Wherever "this" appears in a line, list that line.

Collected data entries
——————
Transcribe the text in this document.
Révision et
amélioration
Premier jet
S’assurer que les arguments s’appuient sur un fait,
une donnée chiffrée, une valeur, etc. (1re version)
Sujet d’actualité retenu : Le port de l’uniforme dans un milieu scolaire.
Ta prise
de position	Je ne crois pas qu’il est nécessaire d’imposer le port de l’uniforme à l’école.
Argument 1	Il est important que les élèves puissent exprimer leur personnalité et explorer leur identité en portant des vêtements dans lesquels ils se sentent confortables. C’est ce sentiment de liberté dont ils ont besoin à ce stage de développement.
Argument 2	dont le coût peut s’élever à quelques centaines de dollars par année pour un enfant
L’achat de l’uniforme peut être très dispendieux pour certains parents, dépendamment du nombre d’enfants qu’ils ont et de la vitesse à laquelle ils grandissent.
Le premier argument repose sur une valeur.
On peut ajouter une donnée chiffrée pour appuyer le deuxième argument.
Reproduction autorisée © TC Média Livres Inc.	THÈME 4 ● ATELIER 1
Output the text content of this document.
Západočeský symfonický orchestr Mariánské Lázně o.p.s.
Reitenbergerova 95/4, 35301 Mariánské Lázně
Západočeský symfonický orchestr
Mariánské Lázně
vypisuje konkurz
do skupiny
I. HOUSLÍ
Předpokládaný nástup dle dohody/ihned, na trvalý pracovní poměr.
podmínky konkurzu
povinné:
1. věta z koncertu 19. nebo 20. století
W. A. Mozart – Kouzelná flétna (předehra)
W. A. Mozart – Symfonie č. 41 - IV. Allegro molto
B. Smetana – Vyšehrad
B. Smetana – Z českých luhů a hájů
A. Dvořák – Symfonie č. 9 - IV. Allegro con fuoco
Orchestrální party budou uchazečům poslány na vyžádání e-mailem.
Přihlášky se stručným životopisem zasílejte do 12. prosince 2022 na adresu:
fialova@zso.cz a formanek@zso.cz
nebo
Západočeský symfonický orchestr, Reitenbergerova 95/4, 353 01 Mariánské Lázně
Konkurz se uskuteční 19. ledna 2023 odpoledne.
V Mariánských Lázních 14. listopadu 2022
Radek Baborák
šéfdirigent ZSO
——————
§ FULL SOLUTION:
Transcribe the text in this document.
Output the text content of this document.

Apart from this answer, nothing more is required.